• **DIRECTIVE**:
Copy out every line of the material below exactly, character for character.
+++ ENTRIES SHOWN
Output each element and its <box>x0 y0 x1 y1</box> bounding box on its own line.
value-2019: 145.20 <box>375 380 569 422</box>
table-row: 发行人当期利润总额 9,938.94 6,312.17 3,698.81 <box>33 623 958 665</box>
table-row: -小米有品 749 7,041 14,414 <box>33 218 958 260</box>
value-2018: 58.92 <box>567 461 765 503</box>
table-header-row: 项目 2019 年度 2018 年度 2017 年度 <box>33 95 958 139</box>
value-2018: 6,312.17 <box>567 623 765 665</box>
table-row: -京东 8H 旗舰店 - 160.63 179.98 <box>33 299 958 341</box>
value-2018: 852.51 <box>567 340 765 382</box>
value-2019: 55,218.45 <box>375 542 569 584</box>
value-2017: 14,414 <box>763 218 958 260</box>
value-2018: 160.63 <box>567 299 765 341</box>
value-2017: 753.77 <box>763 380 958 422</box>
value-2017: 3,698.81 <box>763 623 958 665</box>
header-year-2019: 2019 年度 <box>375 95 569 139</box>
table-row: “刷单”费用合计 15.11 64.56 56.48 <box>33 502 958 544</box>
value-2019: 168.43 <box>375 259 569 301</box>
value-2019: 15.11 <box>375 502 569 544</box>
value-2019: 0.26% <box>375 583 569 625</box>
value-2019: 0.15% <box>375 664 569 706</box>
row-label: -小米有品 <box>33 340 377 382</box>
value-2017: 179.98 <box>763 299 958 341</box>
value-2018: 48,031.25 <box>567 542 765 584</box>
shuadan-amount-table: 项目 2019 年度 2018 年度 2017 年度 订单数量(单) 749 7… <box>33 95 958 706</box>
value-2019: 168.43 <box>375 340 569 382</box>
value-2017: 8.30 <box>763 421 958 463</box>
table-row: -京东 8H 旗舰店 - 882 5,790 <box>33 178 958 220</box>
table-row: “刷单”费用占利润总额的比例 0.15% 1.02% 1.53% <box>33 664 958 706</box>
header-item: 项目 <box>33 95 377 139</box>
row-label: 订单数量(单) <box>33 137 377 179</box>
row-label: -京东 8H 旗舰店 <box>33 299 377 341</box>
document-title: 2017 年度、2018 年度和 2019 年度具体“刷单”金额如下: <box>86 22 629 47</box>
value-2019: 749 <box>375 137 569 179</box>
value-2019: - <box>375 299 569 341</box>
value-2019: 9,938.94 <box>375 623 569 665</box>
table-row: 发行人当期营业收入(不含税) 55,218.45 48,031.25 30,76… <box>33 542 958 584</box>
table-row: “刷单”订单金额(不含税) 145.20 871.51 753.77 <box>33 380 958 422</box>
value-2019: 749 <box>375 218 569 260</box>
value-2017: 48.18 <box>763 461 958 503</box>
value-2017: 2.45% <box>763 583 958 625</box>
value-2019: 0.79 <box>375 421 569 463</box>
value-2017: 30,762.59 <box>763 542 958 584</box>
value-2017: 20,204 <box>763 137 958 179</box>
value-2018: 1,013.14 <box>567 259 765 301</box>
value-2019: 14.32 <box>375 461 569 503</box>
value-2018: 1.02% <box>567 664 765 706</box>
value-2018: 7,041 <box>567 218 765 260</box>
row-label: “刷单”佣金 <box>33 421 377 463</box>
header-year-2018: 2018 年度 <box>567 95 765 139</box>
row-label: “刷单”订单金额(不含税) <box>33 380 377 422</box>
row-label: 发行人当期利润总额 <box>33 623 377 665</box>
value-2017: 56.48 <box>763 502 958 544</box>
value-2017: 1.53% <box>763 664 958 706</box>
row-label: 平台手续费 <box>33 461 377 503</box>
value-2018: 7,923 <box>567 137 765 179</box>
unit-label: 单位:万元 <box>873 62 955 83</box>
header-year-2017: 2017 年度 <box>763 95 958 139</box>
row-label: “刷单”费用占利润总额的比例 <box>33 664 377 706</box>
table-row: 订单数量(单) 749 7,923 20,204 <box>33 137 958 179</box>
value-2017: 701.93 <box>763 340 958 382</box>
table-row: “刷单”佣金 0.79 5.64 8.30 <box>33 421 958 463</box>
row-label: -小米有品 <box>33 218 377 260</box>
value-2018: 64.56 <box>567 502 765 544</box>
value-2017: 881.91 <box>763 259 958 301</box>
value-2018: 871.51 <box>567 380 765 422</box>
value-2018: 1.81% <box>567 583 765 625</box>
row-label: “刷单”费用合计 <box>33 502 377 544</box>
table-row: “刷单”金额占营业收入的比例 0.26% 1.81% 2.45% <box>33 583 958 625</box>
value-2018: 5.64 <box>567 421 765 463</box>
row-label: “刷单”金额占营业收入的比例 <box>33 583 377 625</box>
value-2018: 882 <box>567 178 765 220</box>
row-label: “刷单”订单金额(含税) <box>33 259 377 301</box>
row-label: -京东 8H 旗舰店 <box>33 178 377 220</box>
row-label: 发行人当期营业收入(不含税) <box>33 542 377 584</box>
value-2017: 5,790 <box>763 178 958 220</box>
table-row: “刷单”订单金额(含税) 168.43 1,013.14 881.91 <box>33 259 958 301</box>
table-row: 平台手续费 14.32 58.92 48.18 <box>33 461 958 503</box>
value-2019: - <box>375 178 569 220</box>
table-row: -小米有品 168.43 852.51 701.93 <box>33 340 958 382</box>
++++++
• **OUTPUT**:
Output each element and its <box>x0 y0 x1 y1</box> bounding box on its own line.
value-2019: 145.20 <box>375 380 569 422</box>
table-row: 发行人当期利润总额 9,938.94 6,312.17 3,698.81 <box>33 623 958 665</box>
table-row: -小米有品 749 7,041 14,414 <box>33 218 958 260</box>
value-2018: 58.92 <box>567 461 765 503</box>
table-header-row: 项目 2019 年度 2018 年度 2017 年度 <box>33 95 958 139</box>
value-2018: 6,312.17 <box>567 623 765 665</box>
table-row: -京东 8H 旗舰店 - 160.63 179.98 <box>33 299 958 341</box>
value-2018: 852.51 <box>567 340 765 382</box>
value-2019: 55,218.45 <box>375 542 569 584</box>
value-2017: 14,414 <box>763 218 958 260</box>
value-2018: 160.63 <box>567 299 765 341</box>
value-2017: 753.77 <box>763 380 958 422</box>
value-2017: 3,698.81 <box>763 623 958 665</box>
header-year-2019: 2019 年度 <box>375 95 569 139</box>
table-row: “刷单”费用合计 15.11 64.56 56.48 <box>33 502 958 544</box>
value-2019: 168.43 <box>375 259 569 301</box>
value-2019: 15.11 <box>375 502 569 544</box>
value-2019: 0.26% <box>375 583 569 625</box>
value-2019: 0.15% <box>375 664 569 706</box>
row-label: -小米有品 <box>33 340 377 382</box>
value-2017: 179.98 <box>763 299 958 341</box>
value-2018: 48,031.25 <box>567 542 765 584</box>
shuadan-amount-table: 项目 2019 年度 2018 年度 2017 年度 订单数量(单) 749 7… <box>33 95 958 706</box>
value-2019: 168.43 <box>375 340 569 382</box>
value-2017: 8.30 <box>763 421 958 463</box>
table-row: -京东 8H 旗舰店 - 882 5,790 <box>33 178 958 220</box>
table-row: “刷单”费用占利润总额的比例 0.15% 1.02% 1.53% <box>33 664 958 706</box>
header-item: 项目 <box>33 95 377 139</box>
row-label: 订单数量(单) <box>33 137 377 179</box>
row-label: -京东 8H 旗舰店 <box>33 299 377 341</box>
document-title: 2017 年度、2018 年度和 2019 年度具体“刷单”金额如下: <box>86 22 629 47</box>
value-2019: 749 <box>375 137 569 179</box>
value-2019: - <box>375 299 569 341</box>
value-2019: 9,938.94 <box>375 623 569 665</box>
table-row: 发行人当期营业收入(不含税) 55,218.45 48,031.25 30,76… <box>33 542 958 584</box>
table-row: “刷单”订单金额(不含税) 145.20 871.51 753.77 <box>33 380 958 422</box>
value-2019: 749 <box>375 218 569 260</box>
value-2017: 48.18 <box>763 461 958 503</box>
value-2017: 2.45% <box>763 583 958 625</box>
value-2019: 0.79 <box>375 421 569 463</box>
value-2017: 30,762.59 <box>763 542 958 584</box>
value-2017: 20,204 <box>763 137 958 179</box>
value-2018: 1,013.14 <box>567 259 765 301</box>
value-2019: 14.32 <box>375 461 569 503</box>
value-2018: 1.02% <box>567 664 765 706</box>
value-2018: 7,041 <box>567 218 765 260</box>
row-label: “刷单”佣金 <box>33 421 377 463</box>
header-year-2018: 2018 年度 <box>567 95 765 139</box>
row-label: “刷单”订单金额(不含税) <box>33 380 377 422</box>
row-label: 发行人当期利润总额 <box>33 623 377 665</box>
value-2017: 56.48 <box>763 502 958 544</box>
value-2017: 1.53% <box>763 664 958 706</box>
row-label: 平台手续费 <box>33 461 377 503</box>
value-2018: 7,923 <box>567 137 765 179</box>
unit-label: 单位:万元 <box>873 62 955 83</box>
header-year-2017: 2017 年度 <box>763 95 958 139</box>
row-label: “刷单”费用占利润总额的比例 <box>33 664 377 706</box>
table-row: 订单数量(单) 749 7,923 20,204 <box>33 137 958 179</box>
value-2017: 701.93 <box>763 340 958 382</box>
table-row: “刷单”佣金 0.79 5.64 8.30 <box>33 421 958 463</box>
row-label: -小米有品 <box>33 218 377 260</box>
value-2018: 64.56 <box>567 502 765 544</box>
value-2017: 881.91 <box>763 259 958 301</box>
value-2018: 871.51 <box>567 380 765 422</box>
value-2018: 1.81% <box>567 583 765 625</box>
row-label: “刷单”费用合计 <box>33 502 377 544</box>
table-row: “刷单”金额占营业收入的比例 0.26% 1.81% 2.45% <box>33 583 958 625</box>
value-2018: 5.64 <box>567 421 765 463</box>
row-label: “刷单”金额占营业收入的比例 <box>33 583 377 625</box>
value-2018: 882 <box>567 178 765 220</box>
row-label: “刷单”订单金额(含税) <box>33 259 377 301</box>
row-label: -京东 8H 旗舰店 <box>33 178 377 220</box>
row-label: 发行人当期营业收入(不含税) <box>33 542 377 584</box>
value-2017: 5,790 <box>763 178 958 220</box>
table-row: “刷单”订单金额(含税) 168.43 1,013.14 881.91 <box>33 259 958 301</box>
table-row: 平台手续费 14.32 58.92 48.18 <box>33 461 958 503</box>
value-2019: - <box>375 178 569 220</box>
table-row: -小米有品 168.43 852.51 701.93 <box>33 340 958 382</box>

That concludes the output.